| Exercise |
Render the entries below as a JSON list of strings, with one string for each line and any blank lines dropped.

Dataset records
---*---

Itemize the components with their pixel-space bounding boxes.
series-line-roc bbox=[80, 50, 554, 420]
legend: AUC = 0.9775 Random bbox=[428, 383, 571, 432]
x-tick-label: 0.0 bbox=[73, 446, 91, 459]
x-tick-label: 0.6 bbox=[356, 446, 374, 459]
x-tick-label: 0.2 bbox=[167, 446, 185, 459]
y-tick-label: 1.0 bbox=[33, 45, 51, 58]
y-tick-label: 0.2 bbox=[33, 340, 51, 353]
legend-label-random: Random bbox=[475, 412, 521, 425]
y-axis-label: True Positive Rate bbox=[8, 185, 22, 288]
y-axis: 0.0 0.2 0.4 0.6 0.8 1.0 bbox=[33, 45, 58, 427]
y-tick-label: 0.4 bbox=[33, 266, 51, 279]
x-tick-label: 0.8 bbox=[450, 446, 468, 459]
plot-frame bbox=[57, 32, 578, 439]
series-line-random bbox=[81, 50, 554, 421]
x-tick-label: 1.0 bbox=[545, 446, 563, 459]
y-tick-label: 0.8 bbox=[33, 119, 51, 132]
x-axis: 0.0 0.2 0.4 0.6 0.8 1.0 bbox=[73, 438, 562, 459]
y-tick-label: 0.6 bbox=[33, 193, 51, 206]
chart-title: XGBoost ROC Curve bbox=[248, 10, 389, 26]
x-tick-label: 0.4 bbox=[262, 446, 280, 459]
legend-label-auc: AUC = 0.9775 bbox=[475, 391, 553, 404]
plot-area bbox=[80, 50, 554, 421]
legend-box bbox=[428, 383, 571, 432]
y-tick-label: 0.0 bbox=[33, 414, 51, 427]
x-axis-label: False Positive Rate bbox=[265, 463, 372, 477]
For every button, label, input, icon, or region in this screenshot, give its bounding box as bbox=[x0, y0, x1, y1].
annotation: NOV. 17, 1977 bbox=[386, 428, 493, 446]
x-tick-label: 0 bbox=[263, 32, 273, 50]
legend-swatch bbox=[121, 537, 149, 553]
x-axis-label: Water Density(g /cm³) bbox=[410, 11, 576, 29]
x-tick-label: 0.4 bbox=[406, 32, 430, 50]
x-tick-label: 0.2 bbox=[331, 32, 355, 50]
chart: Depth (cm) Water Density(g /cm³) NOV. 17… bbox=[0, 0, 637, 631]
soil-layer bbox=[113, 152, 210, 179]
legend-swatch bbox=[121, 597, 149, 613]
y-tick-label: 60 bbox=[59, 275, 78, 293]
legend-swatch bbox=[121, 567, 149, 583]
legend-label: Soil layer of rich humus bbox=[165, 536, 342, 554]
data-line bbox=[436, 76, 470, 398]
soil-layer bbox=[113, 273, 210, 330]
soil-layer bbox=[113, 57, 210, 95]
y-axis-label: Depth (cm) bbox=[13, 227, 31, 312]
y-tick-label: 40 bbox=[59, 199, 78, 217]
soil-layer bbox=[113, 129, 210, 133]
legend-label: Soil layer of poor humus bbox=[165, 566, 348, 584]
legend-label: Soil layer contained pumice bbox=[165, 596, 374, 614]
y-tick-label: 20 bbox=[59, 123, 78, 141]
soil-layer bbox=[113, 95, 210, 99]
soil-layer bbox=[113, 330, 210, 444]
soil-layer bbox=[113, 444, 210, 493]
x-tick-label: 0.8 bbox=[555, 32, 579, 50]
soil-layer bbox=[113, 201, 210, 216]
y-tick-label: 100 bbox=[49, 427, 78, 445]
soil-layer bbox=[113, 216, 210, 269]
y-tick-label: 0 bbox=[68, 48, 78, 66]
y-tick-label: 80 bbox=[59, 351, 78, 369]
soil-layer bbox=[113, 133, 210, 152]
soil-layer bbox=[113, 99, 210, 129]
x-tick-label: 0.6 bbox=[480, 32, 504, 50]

---*---

| Output |
[
  "Itemize the components with their pixel-space bounding boxes.",
  "series-line-roc bbox=[80, 50, 554, 420]",
  "legend: AUC = 0.9775 Random bbox=[428, 383, 571, 432]",
  "x-tick-label: 0.0 bbox=[73, 446, 91, 459]",
  "x-tick-label: 0.6 bbox=[356, 446, 374, 459]",
  "x-tick-label: 0.2 bbox=[167, 446, 185, 459]",
  "y-tick-label: 1.0 bbox=[33, 45, 51, 58]",
  "y-tick-label: 0.2 bbox=[33, 340, 51, 353]",
  "legend-label-random: Random bbox=[475, 412, 521, 425]",
  "y-axis-label: True Positive Rate bbox=[8, 185, 22, 288]",
  "y-axis: 0.0 0.2 0.4 0.6 0.8 1.0 bbox=[33, 45, 58, 427]",
  "y-tick-label: 0.4 bbox=[33, 266, 51, 279]",
  "x-tick-label: 0.8 bbox=[450, 446, 468, 459]",
  "plot-frame bbox=[57, 32, 578, 439]",
  "series-line-random bbox=[81, 50, 554, 421]",
  "x-tick-label: 1.0 bbox=[545, 446, 563, 459]",
  "y-tick-label: 0.8 bbox=[33, 119, 51, 132]",
  "x-axis: 0.0 0.2 0.4 0.6 0.8 1.0 bbox=[73, 438, 562, 459]",
  "y-tick-label: 0.6 bbox=[33, 193, 51, 206]",
  "chart-title: XGBoost ROC Curve bbox=[248, 10, 389, 26]",
  "x-tick-label: 0.4 bbox=[262, 446, 280, 459]",
  "legend-label-auc: AUC = 0.9775 bbox=[475, 391, 553, 404]",
  "plot-area bbox=[80, 50, 554, 421]",
  "legend-box bbox=[428, 383, 571, 432]",
  "y-tick-label: 0.0 bbox=[33, 414, 51, 427]",
  "x-axis-label: False Positive Rate bbox=[265, 463, 372, 477]",
  "For every button, label, input, icon, or region in this screenshot, give its bounding box as bbox=[x0, y0, x1, y1].",
  "annotation: NOV. 17, 1977 bbox=[386, 428, 493, 446]",
  "x-tick-label: 0 bbox=[263, 32, 273, 50]",
  "legend-swatch bbox=[121, 537, 149, 553]",
  "x-axis-label: Water Density(g /cm³) bbox=[410, 11, 576, 29]",
  "x-tick-label: 0.4 bbox=[406, 32, 430, 50]",
  "x-tick-label: 0.2 bbox=[331, 32, 355, 50]",
  "chart: Depth (cm) Water Density(g /cm³) NOV. 17… bbox=[0, 0, 637, 631]",
  "soil-layer bbox=[113, 152, 210, 179]",
  "legend-swatch bbox=[121, 597, 149, 613]",
  "y-tick-label: 60 bbox=[59, 275, 78, 293]",
  "legend-swatch bbox=[121, 567, 149, 583]",
  "legend-label: Soil layer of rich humus bbox=[165, 536, 342, 554]",
  "data-line bbox=[436, 76, 470, 398]",
  "soil-layer bbox=[113, 273, 210, 330]",
  "soil-layer bbox=[113, 57, 210, 95]",
  "y-axis-label: Depth (cm) bbox=[13, 227, 31, 312]",
  "y-tick-label: 40 bbox=[59, 199, 78, 217]",
  "soil-layer bbox=[113, 129, 210, 133]",
  "legend-label: Soil layer of poor humus bbox=[165, 566, 348, 584]",
  "legend-label: Soil layer contained pumice bbox=[165, 596, 374, 614]",
  "y-tick-label: 20 bbox=[59, 123, 78, 141]",
  "soil-layer bbox=[113, 95, 210, 99]",
  "soil-layer bbox=[113, 330, 210, 444]",
  "soil-layer bbox=[113, 444, 210, 493]",
  "x-tick-label: 0.8 bbox=[555, 32, 579, 50]",
  "soil-layer bbox=[113, 201, 210, 216]",
  "y-tick-label: 100 bbox=[49, 427, 78, 445]",
  "soil-layer bbox=[113, 216, 210, 269]",
  "y-tick-label: 0 bbox=[68, 48, 78, 66]",
  "y-tick-label: 80 bbox=[59, 351, 78, 369]",
  "soil-layer bbox=[113, 133, 210, 152]",
  "soil-layer bbox=[113, 99, 210, 129]",
  "x-tick-label: 0.6 bbox=[480, 32, 504, 50]"
]